⟨
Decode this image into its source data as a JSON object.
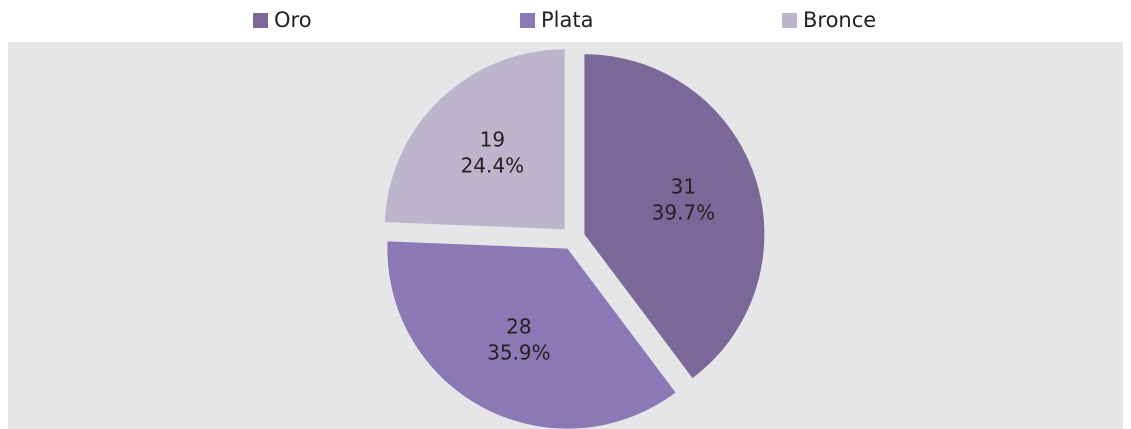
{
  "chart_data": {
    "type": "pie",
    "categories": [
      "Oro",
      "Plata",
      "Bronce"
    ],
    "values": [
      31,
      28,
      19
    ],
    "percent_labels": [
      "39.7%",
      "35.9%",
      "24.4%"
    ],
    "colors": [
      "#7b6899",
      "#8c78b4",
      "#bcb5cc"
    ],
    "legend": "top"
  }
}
⟩
DIRECTIVE – Reproduce the material above in full and without alteration, but skip all pictures.

COMPLETED TASK –
Decode this image into its source data as a JSON object.
{
  "chart_data": {
    "type": "pie",
    "categories": [
      "Oro",
      "Plata",
      "Bronce"
    ],
    "values": [
      31,
      28,
      19
    ],
    "percent_labels": [
      "39.7%",
      "35.9%",
      "24.4%"
    ],
    "colors": [
      "#7b6899",
      "#8c78b4",
      "#bcb5cc"
    ],
    "legend": "top"
  }
}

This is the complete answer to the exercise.